--- Start ---
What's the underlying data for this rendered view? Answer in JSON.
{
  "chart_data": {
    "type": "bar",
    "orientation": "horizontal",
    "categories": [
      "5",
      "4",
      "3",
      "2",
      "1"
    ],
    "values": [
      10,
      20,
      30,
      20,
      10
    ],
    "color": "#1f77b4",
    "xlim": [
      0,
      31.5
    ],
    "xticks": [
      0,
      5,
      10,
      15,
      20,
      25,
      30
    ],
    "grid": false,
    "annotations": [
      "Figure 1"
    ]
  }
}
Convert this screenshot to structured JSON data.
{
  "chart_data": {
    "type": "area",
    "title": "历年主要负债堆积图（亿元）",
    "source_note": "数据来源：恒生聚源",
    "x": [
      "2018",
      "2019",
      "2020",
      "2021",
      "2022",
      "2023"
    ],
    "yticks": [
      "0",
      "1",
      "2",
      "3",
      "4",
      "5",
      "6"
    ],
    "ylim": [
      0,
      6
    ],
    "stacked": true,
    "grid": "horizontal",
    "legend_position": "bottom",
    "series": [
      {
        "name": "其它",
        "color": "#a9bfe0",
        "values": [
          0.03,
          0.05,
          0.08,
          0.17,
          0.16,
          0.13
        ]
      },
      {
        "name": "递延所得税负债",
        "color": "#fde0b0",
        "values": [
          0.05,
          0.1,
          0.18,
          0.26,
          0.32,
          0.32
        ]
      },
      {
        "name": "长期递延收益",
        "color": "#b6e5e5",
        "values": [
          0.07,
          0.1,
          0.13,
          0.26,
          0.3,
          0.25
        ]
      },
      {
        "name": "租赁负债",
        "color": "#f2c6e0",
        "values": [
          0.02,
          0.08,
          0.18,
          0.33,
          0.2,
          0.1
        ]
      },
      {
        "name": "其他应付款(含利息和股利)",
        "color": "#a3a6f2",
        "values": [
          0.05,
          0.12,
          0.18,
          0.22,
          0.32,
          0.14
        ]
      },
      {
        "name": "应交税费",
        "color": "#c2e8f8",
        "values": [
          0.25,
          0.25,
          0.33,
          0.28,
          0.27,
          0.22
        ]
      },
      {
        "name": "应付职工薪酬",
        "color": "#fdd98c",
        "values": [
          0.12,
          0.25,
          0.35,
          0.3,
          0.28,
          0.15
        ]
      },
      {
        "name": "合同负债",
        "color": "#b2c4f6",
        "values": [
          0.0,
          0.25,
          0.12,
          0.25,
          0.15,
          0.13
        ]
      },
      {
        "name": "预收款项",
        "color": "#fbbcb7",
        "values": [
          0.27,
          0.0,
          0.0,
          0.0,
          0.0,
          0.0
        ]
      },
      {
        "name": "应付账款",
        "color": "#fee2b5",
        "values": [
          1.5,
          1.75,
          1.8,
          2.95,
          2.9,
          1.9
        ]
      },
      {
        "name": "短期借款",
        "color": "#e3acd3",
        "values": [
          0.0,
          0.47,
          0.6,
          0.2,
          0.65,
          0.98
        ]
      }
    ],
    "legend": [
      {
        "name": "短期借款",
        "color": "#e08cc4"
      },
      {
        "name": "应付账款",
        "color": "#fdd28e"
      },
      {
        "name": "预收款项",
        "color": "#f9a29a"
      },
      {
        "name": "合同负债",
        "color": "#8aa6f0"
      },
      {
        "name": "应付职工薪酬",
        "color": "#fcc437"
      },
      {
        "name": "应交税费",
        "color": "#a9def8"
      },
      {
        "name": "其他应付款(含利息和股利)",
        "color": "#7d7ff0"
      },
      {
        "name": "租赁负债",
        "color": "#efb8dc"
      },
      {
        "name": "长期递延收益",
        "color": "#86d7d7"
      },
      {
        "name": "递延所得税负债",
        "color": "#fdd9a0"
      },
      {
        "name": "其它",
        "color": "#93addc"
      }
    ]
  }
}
--- End ---
From the listing above, extract every line exactly as it stands.

What's the underlying data for this rendered view? Answer in JSON.
{
  "chart_data": {
    "type": "bar",
    "orientation": "horizontal",
    "categories": [
      "5",
      "4",
      "3",
      "2",
      "1"
    ],
    "values": [
      10,
      20,
      30,
      20,
      10
    ],
    "color": "#1f77b4",
    "xlim": [
      0,
      31.5
    ],
    "xticks": [
      0,
      5,
      10,
      15,
      20,
      25,
      30
    ],
    "grid": false,
    "annotations": [
      "Figure 1"
    ]
  }
}
Convert this screenshot to structured JSON data.
{
  "chart_data": {
    "type": "area",
    "title": "历年主要负债堆积图（亿元）",
    "source_note": "数据来源：恒生聚源",
    "x": [
      "2018",
      "2019",
      "2020",
      "2021",
      "2022",
      "2023"
    ],
    "yticks": [
      "0",
      "1",
      "2",
      "3",
      "4",
      "5",
      "6"
    ],
    "ylim": [
      0,
      6
    ],
    "stacked": true,
    "grid": "horizontal",
    "legend_position": "bottom",
    "series": [
      {
        "name": "其它",
        "color": "#a9bfe0",
        "values": [
          0.03,
          0.05,
          0.08,
          0.17,
          0.16,
          0.13
        ]
      },
      {
        "name": "递延所得税负债",
        "color": "#fde0b0",
        "values": [
          0.05,
          0.1,
          0.18,
          0.26,
          0.32,
          0.32
        ]
      },
      {
        "name": "长期递延收益",
        "color": "#b6e5e5",
        "values": [
          0.07,
          0.1,
          0.13,
          0.26,
          0.3,
          0.25
        ]
      },
      {
        "name": "租赁负债",
        "color": "#f2c6e0",
        "values": [
          0.02,
          0.08,
          0.18,
          0.33,
          0.2,
          0.1
        ]
      },
      {
        "name": "其他应付款(含利息和股利)",
        "color": "#a3a6f2",
        "values": [
          0.05,
          0.12,
          0.18,
          0.22,
          0.32,
          0.14
        ]
      },
      {
        "name": "应交税费",
        "color": "#c2e8f8",
        "values": [
          0.25,
          0.25,
          0.33,
          0.28,
          0.27,
          0.22
        ]
      },
      {
        "name": "应付职工薪酬",
        "color": "#fdd98c",
        "values": [
          0.12,
          0.25,
          0.35,
          0.3,
          0.28,
          0.15
        ]
      },
      {
        "name": "合同负债",
        "color": "#b2c4f6",
        "values": [
          0.0,
          0.25,
          0.12,
          0.25,
          0.15,
          0.13
        ]
      },
      {
        "name": "预收款项",
        "color": "#fbbcb7",
        "values": [
          0.27,
          0.0,
          0.0,
          0.0,
          0.0,
          0.0
        ]
      },
      {
        "name": "应付账款",
        "color": "#fee2b5",
        "values": [
          1.5,
          1.75,
          1.8,
          2.95,
          2.9,
          1.9
        ]
      },
      {
        "name": "短期借款",
        "color": "#e3acd3",
        "values": [
          0.0,
          0.47,
          0.6,
          0.2,
          0.65,
          0.98
        ]
      }
    ],
    "legend": [
      {
        "name": "短期借款",
        "color": "#e08cc4"
      },
      {
        "name": "应付账款",
        "color": "#fdd28e"
      },
      {
        "name": "预收款项",
        "color": "#f9a29a"
      },
      {
        "name": "合同负债",
        "color": "#8aa6f0"
      },
      {
        "name": "应付职工薪酬",
        "color": "#fcc437"
      },
      {
        "name": "应交税费",
        "color": "#a9def8"
      },
      {
        "name": "其他应付款(含利息和股利)",
        "color": "#7d7ff0"
      },
      {
        "name": "租赁负债",
        "color": "#efb8dc"
      },
      {
        "name": "长期递延收益",
        "color": "#86d7d7"
      },
      {
        "name": "递延所得税负债",
        "color": "#fdd9a0"
      },
      {
        "name": "其它",
        "color": "#93addc"
      }
    ]
  }
}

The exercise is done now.